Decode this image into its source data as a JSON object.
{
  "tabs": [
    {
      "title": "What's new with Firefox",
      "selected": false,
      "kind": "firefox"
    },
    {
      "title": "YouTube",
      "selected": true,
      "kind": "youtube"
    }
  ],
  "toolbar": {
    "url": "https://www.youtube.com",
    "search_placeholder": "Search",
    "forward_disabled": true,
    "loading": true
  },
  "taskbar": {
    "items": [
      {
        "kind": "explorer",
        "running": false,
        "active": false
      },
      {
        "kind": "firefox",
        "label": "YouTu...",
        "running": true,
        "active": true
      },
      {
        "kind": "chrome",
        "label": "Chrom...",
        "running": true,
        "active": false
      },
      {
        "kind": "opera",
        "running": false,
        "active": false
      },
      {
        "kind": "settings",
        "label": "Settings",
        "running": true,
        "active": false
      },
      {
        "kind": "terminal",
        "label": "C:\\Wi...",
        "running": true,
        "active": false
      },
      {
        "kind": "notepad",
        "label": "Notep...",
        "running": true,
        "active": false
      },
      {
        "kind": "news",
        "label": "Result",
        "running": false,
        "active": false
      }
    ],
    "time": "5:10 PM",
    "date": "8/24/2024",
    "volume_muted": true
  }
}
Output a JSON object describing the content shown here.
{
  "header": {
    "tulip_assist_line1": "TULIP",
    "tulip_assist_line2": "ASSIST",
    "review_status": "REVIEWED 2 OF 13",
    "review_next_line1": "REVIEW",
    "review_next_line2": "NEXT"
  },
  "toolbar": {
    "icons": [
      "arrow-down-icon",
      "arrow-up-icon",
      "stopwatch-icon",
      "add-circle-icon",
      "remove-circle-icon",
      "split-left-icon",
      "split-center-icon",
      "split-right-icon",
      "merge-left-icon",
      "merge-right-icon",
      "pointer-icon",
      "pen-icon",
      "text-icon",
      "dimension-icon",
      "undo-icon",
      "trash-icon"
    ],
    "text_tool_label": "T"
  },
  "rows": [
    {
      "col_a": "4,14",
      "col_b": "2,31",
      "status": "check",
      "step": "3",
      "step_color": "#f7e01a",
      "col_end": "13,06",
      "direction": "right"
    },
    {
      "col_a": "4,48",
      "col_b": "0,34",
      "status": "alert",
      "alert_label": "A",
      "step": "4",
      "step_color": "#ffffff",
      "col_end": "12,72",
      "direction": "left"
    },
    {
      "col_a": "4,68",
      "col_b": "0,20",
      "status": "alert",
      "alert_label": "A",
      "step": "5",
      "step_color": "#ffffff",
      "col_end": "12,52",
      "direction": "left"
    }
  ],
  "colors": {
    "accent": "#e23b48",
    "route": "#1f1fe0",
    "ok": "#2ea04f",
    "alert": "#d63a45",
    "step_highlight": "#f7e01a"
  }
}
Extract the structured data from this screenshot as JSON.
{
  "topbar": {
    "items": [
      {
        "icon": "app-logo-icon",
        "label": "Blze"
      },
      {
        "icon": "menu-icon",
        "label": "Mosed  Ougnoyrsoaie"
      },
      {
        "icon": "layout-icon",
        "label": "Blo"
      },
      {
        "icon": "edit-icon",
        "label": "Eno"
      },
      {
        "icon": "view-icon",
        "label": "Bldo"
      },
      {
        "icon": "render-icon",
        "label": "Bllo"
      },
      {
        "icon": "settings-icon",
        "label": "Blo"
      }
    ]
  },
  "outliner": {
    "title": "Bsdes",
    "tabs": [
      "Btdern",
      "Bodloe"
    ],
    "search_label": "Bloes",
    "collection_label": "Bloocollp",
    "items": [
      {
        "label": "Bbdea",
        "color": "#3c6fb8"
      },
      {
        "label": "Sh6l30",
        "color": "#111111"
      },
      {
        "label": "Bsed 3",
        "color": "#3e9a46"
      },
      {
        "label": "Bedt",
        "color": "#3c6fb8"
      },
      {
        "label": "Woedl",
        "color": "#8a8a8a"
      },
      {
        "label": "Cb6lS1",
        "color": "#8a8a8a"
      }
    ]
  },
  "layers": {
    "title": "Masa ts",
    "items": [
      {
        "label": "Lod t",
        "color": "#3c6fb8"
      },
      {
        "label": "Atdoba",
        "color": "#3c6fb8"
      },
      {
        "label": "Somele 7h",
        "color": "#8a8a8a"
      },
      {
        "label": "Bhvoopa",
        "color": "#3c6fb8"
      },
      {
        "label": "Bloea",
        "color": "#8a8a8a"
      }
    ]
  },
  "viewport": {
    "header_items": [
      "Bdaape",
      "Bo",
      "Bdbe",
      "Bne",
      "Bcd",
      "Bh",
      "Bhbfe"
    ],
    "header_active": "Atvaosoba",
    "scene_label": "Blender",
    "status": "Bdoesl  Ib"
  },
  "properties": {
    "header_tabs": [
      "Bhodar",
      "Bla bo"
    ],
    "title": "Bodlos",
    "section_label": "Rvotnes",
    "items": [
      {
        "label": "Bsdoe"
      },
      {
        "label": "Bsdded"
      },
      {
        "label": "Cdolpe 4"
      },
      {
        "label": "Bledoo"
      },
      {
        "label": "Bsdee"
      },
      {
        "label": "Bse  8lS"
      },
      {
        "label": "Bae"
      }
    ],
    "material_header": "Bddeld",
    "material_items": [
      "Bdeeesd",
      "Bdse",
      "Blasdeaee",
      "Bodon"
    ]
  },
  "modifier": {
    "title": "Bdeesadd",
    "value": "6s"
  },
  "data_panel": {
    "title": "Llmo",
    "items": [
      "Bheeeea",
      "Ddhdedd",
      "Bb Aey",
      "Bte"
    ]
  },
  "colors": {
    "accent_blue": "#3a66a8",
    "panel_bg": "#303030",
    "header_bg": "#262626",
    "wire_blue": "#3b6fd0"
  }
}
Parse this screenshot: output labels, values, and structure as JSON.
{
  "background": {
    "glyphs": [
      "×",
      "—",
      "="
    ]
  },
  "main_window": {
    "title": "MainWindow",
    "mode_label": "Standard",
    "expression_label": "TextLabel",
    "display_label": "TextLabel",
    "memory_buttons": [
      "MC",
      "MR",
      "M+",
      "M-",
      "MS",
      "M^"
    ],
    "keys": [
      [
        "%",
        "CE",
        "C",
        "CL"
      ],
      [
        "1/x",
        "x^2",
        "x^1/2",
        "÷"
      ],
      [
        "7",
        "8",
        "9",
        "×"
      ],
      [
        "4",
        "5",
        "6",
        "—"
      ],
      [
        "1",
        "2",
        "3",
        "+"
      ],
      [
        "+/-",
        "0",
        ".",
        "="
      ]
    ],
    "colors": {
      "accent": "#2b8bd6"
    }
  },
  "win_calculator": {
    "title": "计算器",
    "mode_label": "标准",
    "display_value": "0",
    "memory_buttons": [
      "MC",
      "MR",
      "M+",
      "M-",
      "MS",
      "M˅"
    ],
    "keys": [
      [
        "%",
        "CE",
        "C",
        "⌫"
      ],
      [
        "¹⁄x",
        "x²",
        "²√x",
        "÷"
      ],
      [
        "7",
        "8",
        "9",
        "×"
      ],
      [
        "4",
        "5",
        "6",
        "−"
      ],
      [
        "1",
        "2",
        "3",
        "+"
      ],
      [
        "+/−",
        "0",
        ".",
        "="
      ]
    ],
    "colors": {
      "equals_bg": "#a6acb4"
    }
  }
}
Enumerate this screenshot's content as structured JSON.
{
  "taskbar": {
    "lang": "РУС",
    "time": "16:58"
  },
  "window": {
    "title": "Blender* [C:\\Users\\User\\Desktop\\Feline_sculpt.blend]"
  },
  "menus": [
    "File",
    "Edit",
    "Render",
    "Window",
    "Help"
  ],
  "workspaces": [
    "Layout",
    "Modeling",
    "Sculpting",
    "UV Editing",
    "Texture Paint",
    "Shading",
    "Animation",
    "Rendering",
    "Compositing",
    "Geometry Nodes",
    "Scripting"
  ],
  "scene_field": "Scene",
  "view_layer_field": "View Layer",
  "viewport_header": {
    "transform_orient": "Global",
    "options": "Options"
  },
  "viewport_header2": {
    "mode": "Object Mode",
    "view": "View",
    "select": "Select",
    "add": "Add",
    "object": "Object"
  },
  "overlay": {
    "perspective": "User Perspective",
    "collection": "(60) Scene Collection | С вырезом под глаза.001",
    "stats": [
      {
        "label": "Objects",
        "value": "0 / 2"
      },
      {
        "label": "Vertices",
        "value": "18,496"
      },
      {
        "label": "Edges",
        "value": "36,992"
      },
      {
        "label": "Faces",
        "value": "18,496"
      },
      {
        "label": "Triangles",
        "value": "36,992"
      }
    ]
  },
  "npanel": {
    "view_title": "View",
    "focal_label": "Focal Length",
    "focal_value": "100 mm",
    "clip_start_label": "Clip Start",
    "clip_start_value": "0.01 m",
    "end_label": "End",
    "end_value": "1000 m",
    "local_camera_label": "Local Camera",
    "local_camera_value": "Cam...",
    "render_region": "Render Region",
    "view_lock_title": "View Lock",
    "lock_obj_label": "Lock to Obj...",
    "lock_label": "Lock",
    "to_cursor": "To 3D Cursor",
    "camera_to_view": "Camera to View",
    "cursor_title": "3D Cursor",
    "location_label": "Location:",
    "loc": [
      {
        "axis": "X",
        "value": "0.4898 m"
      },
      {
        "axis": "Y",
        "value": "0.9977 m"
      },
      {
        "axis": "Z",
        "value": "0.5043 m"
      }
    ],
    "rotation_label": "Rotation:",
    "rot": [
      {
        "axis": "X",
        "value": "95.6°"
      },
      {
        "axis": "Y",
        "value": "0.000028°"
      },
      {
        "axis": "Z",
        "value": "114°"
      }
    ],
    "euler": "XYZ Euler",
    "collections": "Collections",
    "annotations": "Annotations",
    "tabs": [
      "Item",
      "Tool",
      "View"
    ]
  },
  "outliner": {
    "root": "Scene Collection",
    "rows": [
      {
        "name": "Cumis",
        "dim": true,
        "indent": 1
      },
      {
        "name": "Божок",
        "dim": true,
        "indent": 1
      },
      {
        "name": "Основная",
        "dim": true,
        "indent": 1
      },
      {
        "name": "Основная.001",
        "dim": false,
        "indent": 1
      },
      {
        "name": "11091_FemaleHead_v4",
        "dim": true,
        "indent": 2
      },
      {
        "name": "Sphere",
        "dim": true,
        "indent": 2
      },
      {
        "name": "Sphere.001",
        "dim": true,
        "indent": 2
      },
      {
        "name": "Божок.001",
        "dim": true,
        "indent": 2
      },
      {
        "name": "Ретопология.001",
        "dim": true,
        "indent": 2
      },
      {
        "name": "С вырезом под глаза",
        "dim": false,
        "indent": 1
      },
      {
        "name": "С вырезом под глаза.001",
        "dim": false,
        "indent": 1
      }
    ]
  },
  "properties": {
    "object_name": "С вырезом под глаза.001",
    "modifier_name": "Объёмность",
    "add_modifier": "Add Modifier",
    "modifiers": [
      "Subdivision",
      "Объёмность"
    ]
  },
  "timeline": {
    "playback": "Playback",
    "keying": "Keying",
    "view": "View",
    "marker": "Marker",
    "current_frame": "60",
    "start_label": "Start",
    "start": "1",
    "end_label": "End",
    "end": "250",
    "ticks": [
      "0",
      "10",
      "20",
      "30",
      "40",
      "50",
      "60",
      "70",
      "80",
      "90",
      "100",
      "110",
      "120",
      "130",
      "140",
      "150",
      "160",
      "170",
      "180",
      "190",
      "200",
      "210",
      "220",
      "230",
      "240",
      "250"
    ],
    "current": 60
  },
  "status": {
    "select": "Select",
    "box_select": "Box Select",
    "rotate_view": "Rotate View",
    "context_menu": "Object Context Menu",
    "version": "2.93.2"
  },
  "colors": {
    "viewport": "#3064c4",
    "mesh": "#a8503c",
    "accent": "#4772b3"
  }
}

**AIM:** Reply with one number: the count of lines in the entries that include the word "screenshot".

**SOLUTION TO THIS TASK:** 3